_Instructions for the task_
Set down the material once more, exactly as it appears.

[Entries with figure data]
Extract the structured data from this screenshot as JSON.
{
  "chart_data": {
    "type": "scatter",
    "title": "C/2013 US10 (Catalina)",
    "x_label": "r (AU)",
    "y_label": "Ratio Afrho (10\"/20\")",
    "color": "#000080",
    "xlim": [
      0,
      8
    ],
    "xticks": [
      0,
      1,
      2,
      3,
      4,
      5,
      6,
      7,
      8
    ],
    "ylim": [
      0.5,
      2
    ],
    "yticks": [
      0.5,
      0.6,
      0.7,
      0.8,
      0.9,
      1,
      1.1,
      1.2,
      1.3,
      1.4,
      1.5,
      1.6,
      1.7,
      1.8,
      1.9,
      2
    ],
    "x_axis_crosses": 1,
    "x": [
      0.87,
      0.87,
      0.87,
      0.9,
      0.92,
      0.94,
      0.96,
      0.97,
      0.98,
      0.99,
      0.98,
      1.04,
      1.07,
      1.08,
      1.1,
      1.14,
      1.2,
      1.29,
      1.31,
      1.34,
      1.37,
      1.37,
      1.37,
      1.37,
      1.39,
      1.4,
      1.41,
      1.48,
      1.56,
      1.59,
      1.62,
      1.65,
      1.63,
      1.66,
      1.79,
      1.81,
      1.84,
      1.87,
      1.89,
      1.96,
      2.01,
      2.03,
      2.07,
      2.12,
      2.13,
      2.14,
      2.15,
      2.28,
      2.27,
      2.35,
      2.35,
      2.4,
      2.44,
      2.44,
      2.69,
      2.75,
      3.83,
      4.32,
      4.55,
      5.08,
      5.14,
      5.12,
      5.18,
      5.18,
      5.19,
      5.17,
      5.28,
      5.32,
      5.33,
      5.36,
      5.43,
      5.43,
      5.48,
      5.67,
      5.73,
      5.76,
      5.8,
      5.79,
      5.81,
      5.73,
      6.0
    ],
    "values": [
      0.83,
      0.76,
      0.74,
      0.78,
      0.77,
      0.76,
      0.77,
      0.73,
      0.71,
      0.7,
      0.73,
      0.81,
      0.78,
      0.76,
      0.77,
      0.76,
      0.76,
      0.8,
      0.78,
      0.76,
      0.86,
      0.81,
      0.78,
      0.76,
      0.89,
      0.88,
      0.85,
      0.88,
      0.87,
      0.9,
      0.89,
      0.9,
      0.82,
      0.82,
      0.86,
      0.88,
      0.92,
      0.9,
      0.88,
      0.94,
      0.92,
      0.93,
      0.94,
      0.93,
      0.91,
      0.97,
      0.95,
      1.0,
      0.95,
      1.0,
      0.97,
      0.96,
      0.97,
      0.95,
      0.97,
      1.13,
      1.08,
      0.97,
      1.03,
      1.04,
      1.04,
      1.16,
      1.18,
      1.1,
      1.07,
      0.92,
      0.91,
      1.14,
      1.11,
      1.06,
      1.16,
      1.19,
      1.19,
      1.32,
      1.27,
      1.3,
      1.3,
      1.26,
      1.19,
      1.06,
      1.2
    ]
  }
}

_Answer below_
Extract the structured data from this screenshot as JSON.
{
  "chart_data": {
    "type": "scatter",
    "title": "C/2013 US10 (Catalina)",
    "x_label": "r (AU)",
    "y_label": "Ratio Afrho (10\"/20\")",
    "color": "#000080",
    "xlim": [
      0,
      8
    ],
    "xticks": [
      0,
      1,
      2,
      3,
      4,
      5,
      6,
      7,
      8
    ],
    "ylim": [
      0.5,
      2
    ],
    "yticks": [
      0.5,
      0.6,
      0.7,
      0.8,
      0.9,
      1,
      1.1,
      1.2,
      1.3,
      1.4,
      1.5,
      1.6,
      1.7,
      1.8,
      1.9,
      2
    ],
    "x_axis_crosses": 1,
    "x": [
      0.87,
      0.87,
      0.87,
      0.9,
      0.92,
      0.94,
      0.96,
      0.97,
      0.98,
      0.99,
      0.98,
      1.04,
      1.07,
      1.08,
      1.1,
      1.14,
      1.2,
      1.29,
      1.31,
      1.34,
      1.37,
      1.37,
      1.37,
      1.37,
      1.39,
      1.4,
      1.41,
      1.48,
      1.56,
      1.59,
      1.62,
      1.65,
      1.63,
      1.66,
      1.79,
      1.81,
      1.84,
      1.87,
      1.89,
      1.96,
      2.01,
      2.03,
      2.07,
      2.12,
      2.13,
      2.14,
      2.15,
      2.28,
      2.27,
      2.35,
      2.35,
      2.4,
      2.44,
      2.44,
      2.69,
      2.75,
      3.83,
      4.32,
      4.55,
      5.08,
      5.14,
      5.12,
      5.18,
      5.18,
      5.19,
      5.17,
      5.28,
      5.32,
      5.33,
      5.36,
      5.43,
      5.43,
      5.48,
      5.67,
      5.73,
      5.76,
      5.8,
      5.79,
      5.81,
      5.73,
      6.0
    ],
    "values": [
      0.83,
      0.76,
      0.74,
      0.78,
      0.77,
      0.76,
      0.77,
      0.73,
      0.71,
      0.7,
      0.73,
      0.81,
      0.78,
      0.76,
      0.77,
      0.76,
      0.76,
      0.8,
      0.78,
      0.76,
      0.86,
      0.81,
      0.78,
      0.76,
      0.89,
      0.88,
      0.85,
      0.88,
      0.87,
      0.9,
      0.89,
      0.9,
      0.82,
      0.82,
      0.86,
      0.88,
      0.92,
      0.9,
      0.88,
      0.94,
      0.92,
      0.93,
      0.94,
      0.93,
      0.91,
      0.97,
      0.95,
      1.0,
      0.95,
      1.0,
      0.97,
      0.96,
      0.97,
      0.95,
      0.97,
      1.13,
      1.08,
      0.97,
      1.03,
      1.04,
      1.04,
      1.16,
      1.18,
      1.1,
      1.07,
      0.92,
      0.91,
      1.14,
      1.11,
      1.06,
      1.16,
      1.19,
      1.19,
      1.32,
      1.27,
      1.3,
      1.3,
      1.26,
      1.19,
      1.06,
      1.2
    ]
  }
}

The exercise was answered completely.